### Fragmento
══════════════════════════════

Las veintiocho legiones que enfrentaron por mar a los ejércitos de Bruto y Casio, que se habían instalado en Grecia como base de operaciones, fueron aplastados y estos dos generales se vieron obligados a rendirse.
Tras esta gran victoria, que prácticamente ponía fin a una larga y costosa guerra, cuenta Suetonio que Octaviano “no tuvo moderación en la victoria.” No, no la tuvo. Lo primero que hizo fue cortarle la cabeza a Bruto, el hombre que había orquestado la conspiración contra César, y enviarla a Roma para que la arrojara a los pies de la estatua dedicada a César. Al resto de prisioneros, les impuso “sangrientos ultrajes”, sin importarle lo ilustres que fueran para el pueblo romano.
Es más, Suetonio refiere que uno de ellos le suplicaba la sepultura, ya que a otros los había dejado sin enterrar, y la contestación de Octaviano fue que aquel favor pertenecía a los buitres. A un padre y a un hijo que le pedían el perdón, les mandó que echasen a suerte cuál se salvaba o que lucharan en un combate a muerte. El padre, en un acto de valentía para que su hijo no pereciese, se lanzó directamente contra la espada del hijo para quitarse la vida, pero el hijo no pudo soportarlo y se suicidó también.

══════════════════════════════

(Datos de origen)
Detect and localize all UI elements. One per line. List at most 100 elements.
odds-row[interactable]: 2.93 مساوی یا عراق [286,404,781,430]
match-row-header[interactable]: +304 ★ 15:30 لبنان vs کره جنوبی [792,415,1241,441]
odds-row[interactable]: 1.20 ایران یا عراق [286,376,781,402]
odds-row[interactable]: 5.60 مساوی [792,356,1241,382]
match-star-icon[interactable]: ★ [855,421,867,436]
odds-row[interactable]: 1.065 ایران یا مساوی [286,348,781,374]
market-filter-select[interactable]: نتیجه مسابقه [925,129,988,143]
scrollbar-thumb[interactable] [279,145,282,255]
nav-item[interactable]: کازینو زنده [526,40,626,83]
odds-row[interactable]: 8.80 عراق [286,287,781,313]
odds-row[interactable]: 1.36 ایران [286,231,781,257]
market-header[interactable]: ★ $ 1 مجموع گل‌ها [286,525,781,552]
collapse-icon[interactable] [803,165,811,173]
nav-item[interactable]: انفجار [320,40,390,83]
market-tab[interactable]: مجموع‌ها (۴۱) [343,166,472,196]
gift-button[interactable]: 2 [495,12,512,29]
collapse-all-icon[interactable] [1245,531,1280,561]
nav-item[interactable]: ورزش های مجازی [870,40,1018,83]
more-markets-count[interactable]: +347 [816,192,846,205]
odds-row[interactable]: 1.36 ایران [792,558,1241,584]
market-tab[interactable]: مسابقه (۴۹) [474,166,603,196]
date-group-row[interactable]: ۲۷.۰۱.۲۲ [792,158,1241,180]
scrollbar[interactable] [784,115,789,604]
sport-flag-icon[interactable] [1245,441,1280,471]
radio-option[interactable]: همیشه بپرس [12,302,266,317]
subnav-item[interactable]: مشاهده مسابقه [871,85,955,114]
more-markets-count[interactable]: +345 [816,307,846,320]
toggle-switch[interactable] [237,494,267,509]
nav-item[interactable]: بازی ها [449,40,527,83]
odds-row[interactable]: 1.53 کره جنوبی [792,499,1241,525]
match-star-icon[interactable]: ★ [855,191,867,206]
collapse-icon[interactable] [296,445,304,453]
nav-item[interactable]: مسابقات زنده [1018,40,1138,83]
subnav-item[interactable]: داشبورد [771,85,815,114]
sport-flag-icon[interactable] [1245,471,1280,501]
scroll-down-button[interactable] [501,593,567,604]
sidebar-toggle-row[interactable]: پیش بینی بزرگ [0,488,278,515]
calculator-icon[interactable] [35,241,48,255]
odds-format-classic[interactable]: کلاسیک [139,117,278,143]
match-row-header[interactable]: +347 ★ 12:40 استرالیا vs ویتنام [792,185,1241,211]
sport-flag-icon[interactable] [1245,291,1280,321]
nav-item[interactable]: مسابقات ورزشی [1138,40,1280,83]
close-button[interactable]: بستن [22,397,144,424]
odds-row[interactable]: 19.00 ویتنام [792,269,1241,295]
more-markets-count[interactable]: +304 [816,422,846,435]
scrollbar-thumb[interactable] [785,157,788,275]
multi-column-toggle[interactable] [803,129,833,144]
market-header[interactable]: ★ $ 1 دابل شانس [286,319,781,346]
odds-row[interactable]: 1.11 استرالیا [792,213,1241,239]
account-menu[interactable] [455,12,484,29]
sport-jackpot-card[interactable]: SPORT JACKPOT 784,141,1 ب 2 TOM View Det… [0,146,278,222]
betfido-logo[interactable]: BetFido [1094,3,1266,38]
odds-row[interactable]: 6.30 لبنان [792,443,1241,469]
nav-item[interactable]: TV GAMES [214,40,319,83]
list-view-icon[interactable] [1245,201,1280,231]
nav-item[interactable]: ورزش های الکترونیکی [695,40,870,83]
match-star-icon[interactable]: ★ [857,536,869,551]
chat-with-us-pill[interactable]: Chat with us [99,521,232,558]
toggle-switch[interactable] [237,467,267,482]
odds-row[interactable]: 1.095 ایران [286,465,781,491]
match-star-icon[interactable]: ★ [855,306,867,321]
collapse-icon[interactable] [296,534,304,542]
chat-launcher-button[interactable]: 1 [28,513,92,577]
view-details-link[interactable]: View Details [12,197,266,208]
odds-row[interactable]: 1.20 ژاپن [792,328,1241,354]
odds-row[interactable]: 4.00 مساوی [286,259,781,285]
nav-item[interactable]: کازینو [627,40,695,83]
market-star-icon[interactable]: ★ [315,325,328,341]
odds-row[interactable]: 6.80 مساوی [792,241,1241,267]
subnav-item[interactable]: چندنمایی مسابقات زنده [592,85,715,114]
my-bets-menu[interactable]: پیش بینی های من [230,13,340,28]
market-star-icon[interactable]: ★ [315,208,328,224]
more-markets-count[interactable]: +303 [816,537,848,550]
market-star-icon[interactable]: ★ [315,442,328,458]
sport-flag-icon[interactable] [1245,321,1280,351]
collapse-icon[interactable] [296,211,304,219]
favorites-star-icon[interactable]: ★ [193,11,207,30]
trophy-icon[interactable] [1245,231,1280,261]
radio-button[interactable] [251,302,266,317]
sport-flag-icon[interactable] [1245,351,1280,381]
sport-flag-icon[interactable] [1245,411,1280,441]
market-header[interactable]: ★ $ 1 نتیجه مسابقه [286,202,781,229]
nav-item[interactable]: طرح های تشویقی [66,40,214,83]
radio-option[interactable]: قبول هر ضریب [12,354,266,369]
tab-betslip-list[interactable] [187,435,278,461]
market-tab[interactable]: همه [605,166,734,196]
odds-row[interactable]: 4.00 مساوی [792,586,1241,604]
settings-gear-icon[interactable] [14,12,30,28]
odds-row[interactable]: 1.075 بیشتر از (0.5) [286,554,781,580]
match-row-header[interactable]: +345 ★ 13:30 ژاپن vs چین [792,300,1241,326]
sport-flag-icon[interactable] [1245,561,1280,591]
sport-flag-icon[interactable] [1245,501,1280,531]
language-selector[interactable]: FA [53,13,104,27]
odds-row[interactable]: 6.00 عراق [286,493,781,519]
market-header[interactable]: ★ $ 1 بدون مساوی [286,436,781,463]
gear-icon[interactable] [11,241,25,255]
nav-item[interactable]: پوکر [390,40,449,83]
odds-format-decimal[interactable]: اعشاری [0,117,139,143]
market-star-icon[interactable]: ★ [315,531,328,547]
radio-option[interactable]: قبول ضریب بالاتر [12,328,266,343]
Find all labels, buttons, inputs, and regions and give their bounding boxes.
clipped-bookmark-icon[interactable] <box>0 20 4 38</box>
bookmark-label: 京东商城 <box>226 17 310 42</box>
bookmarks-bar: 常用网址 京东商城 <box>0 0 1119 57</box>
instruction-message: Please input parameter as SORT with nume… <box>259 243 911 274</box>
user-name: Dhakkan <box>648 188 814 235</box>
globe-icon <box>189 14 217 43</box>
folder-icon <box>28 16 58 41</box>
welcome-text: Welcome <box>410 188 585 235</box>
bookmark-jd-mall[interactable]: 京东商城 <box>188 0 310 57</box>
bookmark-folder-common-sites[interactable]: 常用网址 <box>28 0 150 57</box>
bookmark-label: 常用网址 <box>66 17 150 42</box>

══════════════════════════════

### Consigna de trabajo
Resume en dos oraciones el fragmento sobre la victoria de Octaviano. Para resolver la consigna, basta con lo que dice el fragmento.

### Solución
Según Suetonio, Octaviano no tuvo moderación tras su gran victoria: le cortó la cabeza a Bruto, el hombre que había orquestado la conspiración contra César, la envió a Roma para que fuera arrojada a los pies de la estatua dedicada a César e impuso sangrientos ultrajes al resto de los prisioneros. A uno que le suplicaba sepultura le contestó que ese favor pertenecía a los buitres, y a un padre y un hijo que le pedían perdón les mandó echar a suerte cuál se salvaba o luchar a muerte, tras lo cual ambos acabaron quitándose la vida.